Recorded information:
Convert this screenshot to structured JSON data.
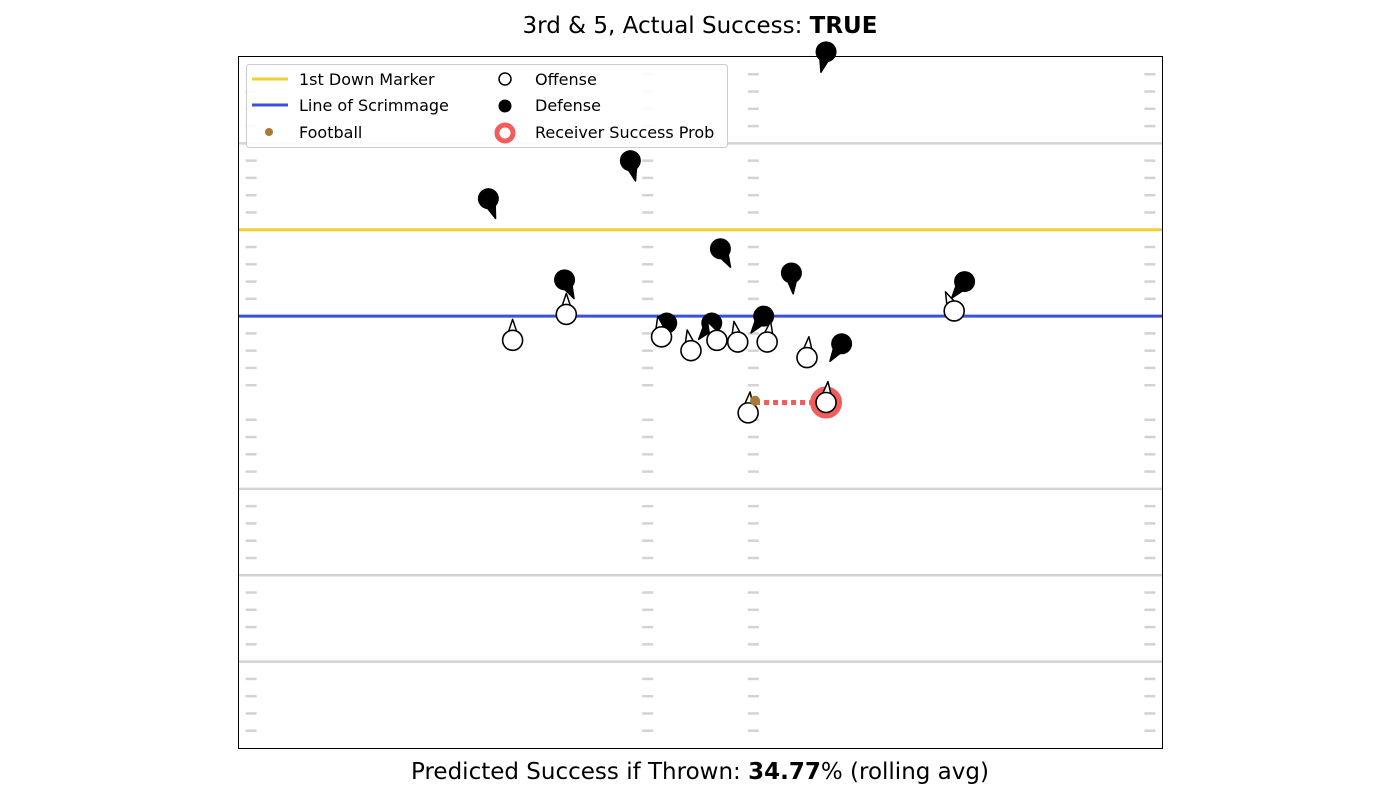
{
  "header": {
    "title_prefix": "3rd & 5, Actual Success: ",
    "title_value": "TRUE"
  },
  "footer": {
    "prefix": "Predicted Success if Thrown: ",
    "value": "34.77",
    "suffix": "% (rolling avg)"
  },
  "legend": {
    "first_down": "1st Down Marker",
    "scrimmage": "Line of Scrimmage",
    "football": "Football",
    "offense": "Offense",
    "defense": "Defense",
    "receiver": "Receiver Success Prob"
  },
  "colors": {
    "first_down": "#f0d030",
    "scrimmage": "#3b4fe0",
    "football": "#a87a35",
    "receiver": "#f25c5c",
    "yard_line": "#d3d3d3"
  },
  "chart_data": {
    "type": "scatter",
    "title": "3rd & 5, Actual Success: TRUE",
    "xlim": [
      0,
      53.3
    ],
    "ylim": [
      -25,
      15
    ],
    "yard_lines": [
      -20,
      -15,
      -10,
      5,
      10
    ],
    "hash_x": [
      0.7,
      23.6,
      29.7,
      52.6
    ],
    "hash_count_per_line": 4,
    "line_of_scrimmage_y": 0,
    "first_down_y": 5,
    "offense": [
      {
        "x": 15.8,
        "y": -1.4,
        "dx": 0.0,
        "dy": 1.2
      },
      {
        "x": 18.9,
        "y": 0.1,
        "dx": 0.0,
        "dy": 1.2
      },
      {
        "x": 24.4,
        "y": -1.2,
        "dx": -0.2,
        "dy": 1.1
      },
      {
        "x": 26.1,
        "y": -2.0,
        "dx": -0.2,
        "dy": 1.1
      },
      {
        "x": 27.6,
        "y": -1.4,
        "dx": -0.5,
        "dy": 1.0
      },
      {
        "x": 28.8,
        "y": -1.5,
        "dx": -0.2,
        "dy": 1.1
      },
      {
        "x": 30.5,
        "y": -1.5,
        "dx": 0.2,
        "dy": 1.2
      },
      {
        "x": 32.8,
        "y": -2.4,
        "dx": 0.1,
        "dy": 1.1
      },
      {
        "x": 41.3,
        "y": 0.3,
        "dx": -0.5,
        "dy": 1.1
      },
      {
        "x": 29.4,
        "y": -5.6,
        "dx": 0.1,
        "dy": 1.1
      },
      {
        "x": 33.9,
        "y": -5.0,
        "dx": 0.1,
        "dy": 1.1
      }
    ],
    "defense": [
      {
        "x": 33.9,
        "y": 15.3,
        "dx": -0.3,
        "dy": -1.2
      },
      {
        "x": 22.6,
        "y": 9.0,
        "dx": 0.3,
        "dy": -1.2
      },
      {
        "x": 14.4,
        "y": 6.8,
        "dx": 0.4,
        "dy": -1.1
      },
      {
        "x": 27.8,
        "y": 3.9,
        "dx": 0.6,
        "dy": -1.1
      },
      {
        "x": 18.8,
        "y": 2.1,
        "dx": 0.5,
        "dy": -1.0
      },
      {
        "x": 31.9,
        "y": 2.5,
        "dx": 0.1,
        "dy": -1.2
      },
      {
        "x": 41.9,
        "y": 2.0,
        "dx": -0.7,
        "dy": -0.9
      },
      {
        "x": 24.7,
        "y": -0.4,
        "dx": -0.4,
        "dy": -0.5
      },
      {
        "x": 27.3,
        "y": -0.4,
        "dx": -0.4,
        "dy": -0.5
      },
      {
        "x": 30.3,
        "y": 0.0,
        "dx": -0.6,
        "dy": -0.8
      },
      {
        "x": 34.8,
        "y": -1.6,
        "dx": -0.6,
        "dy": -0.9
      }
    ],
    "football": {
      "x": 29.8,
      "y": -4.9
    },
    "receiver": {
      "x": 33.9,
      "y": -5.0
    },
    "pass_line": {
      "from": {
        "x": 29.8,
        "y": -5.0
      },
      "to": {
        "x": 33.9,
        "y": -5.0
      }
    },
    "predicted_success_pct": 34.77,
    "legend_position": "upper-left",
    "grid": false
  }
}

Aim:
Lines that hold the word "receiver" are the ones to return, every one of them.

The result:
    "receiver": "Receiver Success Prob"
    "receiver": "#f25c5c",
    "receiver": {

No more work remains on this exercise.